— START OF Material for this task —
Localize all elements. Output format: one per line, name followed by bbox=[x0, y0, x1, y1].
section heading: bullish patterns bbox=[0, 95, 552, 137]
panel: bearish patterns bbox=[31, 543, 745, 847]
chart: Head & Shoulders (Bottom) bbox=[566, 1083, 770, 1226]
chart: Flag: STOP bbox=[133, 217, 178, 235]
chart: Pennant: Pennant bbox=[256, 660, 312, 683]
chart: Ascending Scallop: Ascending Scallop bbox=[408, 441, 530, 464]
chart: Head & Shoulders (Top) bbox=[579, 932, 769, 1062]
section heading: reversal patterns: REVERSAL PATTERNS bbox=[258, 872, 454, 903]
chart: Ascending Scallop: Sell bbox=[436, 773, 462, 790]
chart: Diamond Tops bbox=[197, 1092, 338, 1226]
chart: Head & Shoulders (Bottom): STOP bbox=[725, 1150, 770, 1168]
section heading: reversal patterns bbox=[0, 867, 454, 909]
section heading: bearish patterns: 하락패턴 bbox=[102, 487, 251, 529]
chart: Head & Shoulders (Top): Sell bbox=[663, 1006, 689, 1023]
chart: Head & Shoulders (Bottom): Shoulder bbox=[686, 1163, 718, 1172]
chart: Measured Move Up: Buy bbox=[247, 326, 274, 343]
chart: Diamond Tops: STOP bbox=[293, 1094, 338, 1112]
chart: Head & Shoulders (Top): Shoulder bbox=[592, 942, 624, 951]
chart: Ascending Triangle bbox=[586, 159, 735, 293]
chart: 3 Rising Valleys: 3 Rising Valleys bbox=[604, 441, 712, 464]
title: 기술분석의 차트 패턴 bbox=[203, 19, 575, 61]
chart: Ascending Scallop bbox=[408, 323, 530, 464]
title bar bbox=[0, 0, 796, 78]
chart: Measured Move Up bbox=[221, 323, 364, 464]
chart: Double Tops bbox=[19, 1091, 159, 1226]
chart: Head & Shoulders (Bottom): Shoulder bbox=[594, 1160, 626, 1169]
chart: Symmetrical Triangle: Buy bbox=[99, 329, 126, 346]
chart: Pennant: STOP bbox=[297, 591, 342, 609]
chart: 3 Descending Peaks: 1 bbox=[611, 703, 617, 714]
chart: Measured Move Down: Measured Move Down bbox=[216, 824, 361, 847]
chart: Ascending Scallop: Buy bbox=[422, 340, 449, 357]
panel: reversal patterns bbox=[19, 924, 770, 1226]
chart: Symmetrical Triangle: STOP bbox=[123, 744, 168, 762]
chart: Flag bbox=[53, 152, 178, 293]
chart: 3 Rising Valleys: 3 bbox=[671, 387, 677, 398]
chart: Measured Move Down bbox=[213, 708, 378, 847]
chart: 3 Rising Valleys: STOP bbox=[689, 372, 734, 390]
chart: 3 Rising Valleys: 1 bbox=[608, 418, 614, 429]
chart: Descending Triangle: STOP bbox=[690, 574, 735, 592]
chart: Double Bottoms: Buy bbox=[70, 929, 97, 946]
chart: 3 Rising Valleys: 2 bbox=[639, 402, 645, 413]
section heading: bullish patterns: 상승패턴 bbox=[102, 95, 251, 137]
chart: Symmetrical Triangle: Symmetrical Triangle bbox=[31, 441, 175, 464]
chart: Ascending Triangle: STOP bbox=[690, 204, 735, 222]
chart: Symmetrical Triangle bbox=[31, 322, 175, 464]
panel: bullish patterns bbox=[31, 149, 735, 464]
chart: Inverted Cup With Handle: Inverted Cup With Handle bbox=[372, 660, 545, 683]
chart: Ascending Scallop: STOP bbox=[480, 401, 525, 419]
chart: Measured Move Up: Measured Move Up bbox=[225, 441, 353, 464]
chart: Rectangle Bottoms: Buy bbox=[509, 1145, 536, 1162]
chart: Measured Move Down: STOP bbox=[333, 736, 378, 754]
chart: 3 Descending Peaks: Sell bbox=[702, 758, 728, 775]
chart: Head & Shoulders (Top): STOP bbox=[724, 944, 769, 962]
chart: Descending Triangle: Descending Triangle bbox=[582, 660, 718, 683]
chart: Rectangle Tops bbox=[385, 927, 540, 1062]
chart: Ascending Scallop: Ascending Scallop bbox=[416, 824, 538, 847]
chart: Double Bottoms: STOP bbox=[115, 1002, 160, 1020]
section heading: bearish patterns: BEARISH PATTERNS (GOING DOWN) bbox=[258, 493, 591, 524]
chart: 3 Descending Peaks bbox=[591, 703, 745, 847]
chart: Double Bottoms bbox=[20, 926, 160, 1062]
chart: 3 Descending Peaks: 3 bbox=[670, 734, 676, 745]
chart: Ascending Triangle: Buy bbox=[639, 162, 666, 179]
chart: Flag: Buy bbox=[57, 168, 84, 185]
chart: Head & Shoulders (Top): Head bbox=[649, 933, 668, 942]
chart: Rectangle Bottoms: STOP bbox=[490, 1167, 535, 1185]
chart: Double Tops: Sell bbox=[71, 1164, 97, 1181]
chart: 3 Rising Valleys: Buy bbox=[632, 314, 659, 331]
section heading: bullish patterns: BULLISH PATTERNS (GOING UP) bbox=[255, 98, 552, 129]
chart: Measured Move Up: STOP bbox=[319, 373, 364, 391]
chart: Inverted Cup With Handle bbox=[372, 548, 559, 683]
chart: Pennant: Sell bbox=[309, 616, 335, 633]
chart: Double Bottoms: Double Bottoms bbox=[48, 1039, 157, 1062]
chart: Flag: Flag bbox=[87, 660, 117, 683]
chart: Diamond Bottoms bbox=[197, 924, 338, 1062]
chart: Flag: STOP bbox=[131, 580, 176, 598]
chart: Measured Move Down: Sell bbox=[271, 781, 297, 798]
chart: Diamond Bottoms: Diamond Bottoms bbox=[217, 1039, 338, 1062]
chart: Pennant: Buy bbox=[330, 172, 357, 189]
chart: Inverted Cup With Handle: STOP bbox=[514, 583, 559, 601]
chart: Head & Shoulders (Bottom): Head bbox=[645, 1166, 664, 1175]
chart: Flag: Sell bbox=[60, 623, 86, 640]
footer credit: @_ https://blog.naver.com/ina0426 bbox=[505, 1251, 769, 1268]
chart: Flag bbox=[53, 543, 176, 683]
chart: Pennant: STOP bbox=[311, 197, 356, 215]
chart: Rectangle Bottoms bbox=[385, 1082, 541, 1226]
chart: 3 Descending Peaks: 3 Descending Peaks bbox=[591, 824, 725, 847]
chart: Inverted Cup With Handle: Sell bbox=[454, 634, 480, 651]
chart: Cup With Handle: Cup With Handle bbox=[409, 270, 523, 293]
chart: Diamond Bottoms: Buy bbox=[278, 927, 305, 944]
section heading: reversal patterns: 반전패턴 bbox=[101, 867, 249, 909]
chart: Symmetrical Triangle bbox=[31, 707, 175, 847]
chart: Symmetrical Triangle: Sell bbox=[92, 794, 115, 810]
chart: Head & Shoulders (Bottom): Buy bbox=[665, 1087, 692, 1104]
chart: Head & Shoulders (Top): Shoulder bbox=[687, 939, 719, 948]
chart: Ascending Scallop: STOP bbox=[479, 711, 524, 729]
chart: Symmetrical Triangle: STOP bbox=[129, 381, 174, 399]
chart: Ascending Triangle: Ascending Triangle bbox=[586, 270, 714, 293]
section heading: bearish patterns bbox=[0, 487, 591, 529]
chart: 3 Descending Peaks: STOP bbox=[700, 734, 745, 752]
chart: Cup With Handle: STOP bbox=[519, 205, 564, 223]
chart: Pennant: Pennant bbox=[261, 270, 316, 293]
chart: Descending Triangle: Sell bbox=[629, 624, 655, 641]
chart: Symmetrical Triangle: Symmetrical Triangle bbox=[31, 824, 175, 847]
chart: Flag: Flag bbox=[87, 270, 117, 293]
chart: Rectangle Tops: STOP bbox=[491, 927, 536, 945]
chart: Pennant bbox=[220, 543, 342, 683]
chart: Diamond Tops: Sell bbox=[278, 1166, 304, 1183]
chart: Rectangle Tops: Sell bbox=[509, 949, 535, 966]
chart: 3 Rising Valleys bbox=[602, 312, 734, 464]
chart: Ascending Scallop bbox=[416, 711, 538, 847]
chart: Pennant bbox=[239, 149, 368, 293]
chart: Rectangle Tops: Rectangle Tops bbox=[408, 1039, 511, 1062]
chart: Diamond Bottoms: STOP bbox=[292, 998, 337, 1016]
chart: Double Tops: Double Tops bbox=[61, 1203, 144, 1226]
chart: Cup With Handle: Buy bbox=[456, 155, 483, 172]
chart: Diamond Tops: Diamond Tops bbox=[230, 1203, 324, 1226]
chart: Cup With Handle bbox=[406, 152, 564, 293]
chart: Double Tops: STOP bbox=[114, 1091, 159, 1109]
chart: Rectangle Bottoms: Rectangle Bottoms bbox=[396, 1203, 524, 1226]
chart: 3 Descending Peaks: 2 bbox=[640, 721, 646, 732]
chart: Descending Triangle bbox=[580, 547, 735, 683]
— END OF Material for this task —
**Brief**. Rewrite the entries from their first line through the line containing "chart: 3 Descending Peaks: 1", both included, as a JSON list of strings with one string per line and blank lines left out.

**Task output**.
[
  "Localize all elements. Output format: one per line, name followed by bbox=[x0, y0, x1, y1].",
  "section heading: bullish patterns bbox=[0, 95, 552, 137]",
  "panel: bearish patterns bbox=[31, 543, 745, 847]",
  "chart: Head & Shoulders (Bottom) bbox=[566, 1083, 770, 1226]",
  "chart: Flag: STOP bbox=[133, 217, 178, 235]",
  "chart: Pennant: Pennant bbox=[256, 660, 312, 683]",
  "chart: Ascending Scallop: Ascending Scallop bbox=[408, 441, 530, 464]",
  "chart: Head & Shoulders (Top) bbox=[579, 932, 769, 1062]",
  "section heading: reversal patterns: REVERSAL PATTERNS bbox=[258, 872, 454, 903]",
  "chart: Ascending Scallop: Sell bbox=[436, 773, 462, 790]",
  "chart: Diamond Tops bbox=[197, 1092, 338, 1226]",
  "chart: Head & Shoulders (Bottom): STOP bbox=[725, 1150, 770, 1168]",
  "section heading: reversal patterns bbox=[0, 867, 454, 909]",
  "section heading: bearish patterns: 하락패턴 bbox=[102, 487, 251, 529]",
  "chart: Head & Shoulders (Top): Sell bbox=[663, 1006, 689, 1023]",
  "chart: Head & Shoulders (Bottom): Shoulder bbox=[686, 1163, 718, 1172]",
  "chart: Measured Move Up: Buy bbox=[247, 326, 274, 343]",
  "chart: Diamond Tops: STOP bbox=[293, 1094, 338, 1112]",
  "chart: Head & Shoulders (Top): Shoulder bbox=[592, 942, 624, 951]",
  "chart: Ascending Triangle bbox=[586, 159, 735, 293]",
  "chart: 3 Rising Valleys: 3 Rising Valleys bbox=[604, 441, 712, 464]",
  "title: 기술분석의 차트 패턴 bbox=[203, 19, 575, 61]",
  "chart: Ascending Scallop bbox=[408, 323, 530, 464]",
  "title bar bbox=[0, 0, 796, 78]",
  "chart: Measured Move Up bbox=[221, 323, 364, 464]",
  "chart: Double Tops bbox=[19, 1091, 159, 1226]",
  "chart: Head & Shoulders (Bottom): Shoulder bbox=[594, 1160, 626, 1169]",
  "chart: Symmetrical Triangle: Buy bbox=[99, 329, 126, 346]",
  "chart: Pennant: STOP bbox=[297, 591, 342, 609]",
  "chart: 3 Descending Peaks: 1 bbox=[611, 703, 617, 714]"
]